Information given —
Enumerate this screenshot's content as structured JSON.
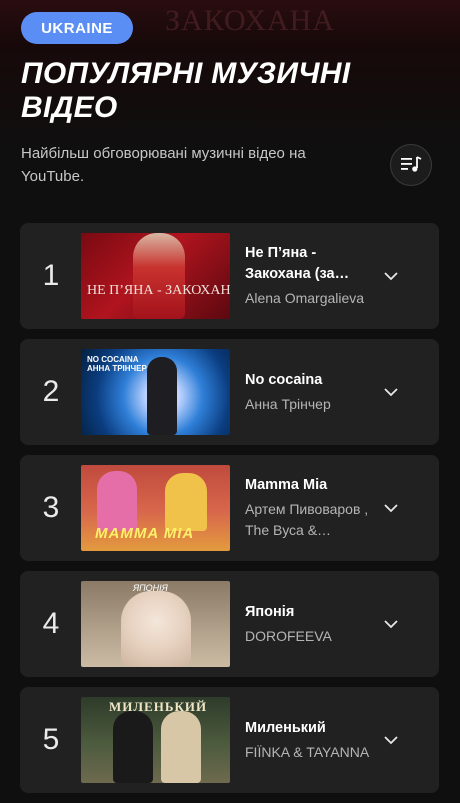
{
  "header": {
    "country": "UKRAINE",
    "background_text": "ЗАКОХАНА",
    "title": "ПОПУЛЯРНІ МУЗИЧНІ ВІДЕО",
    "description": "Найбільш обговорювані музичні відео на YouTube.",
    "playlist_icon": "playlist-add-icon"
  },
  "videos": [
    {
      "rank": "1",
      "title": "Не П’яна - Закохана (за…",
      "artist": "Alena Omargalieva",
      "thumb_text": "НЕ П’ЯНА - ЗАКОХАНА"
    },
    {
      "rank": "2",
      "title": "No cocaina",
      "artist": "Анна Трінчер",
      "thumb_text": "NO COCAINA АННА ТРІНЧЕР"
    },
    {
      "rank": "3",
      "title": "Mamma Mia",
      "artist": "Артем Пивоваров , The Вуса &…",
      "thumb_text": "MAMMA MIA"
    },
    {
      "rank": "4",
      "title": "Японія",
      "artist": "DOROFEEVA",
      "thumb_text": "ЯПОНІЯ"
    },
    {
      "rank": "5",
      "title": "Миленький",
      "artist": "FIЇNKA & TAYANNA",
      "thumb_text": "МИЛЕНЬКИЙ"
    }
  ],
  "colors": {
    "chip": "#5b8ef5",
    "card": "#212121",
    "background": "#0f0f0f"
  }
}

Work to do —
Using the data above, print every line exactly, omitting pictures.

Answer in full —
Enumerate this screenshot's content as structured JSON.
{
  "header": {
    "country": "UKRAINE",
    "background_text": "ЗАКОХАНА",
    "title": "ПОПУЛЯРНІ МУЗИЧНІ ВІДЕО",
    "description": "Найбільш обговорювані музичні відео на YouTube.",
    "playlist_icon": "playlist-add-icon"
  },
  "videos": [
    {
      "rank": "1",
      "title": "Не П’яна - Закохана (за…",
      "artist": "Alena Omargalieva",
      "thumb_text": "НЕ П’ЯНА - ЗАКОХАНА"
    },
    {
      "rank": "2",
      "title": "No cocaina",
      "artist": "Анна Трінчер",
      "thumb_text": "NO COCAINA АННА ТРІНЧЕР"
    },
    {
      "rank": "3",
      "title": "Mamma Mia",
      "artist": "Артем Пивоваров , The Вуса &…",
      "thumb_text": "MAMMA MIA"
    },
    {
      "rank": "4",
      "title": "Японія",
      "artist": "DOROFEEVA",
      "thumb_text": "ЯПОНІЯ"
    },
    {
      "rank": "5",
      "title": "Миленький",
      "artist": "FIЇNKA & TAYANNA",
      "thumb_text": "МИЛЕНЬКИЙ"
    }
  ],
  "colors": {
    "chip": "#5b8ef5",
    "card": "#212121",
    "background": "#0f0f0f"
  }
}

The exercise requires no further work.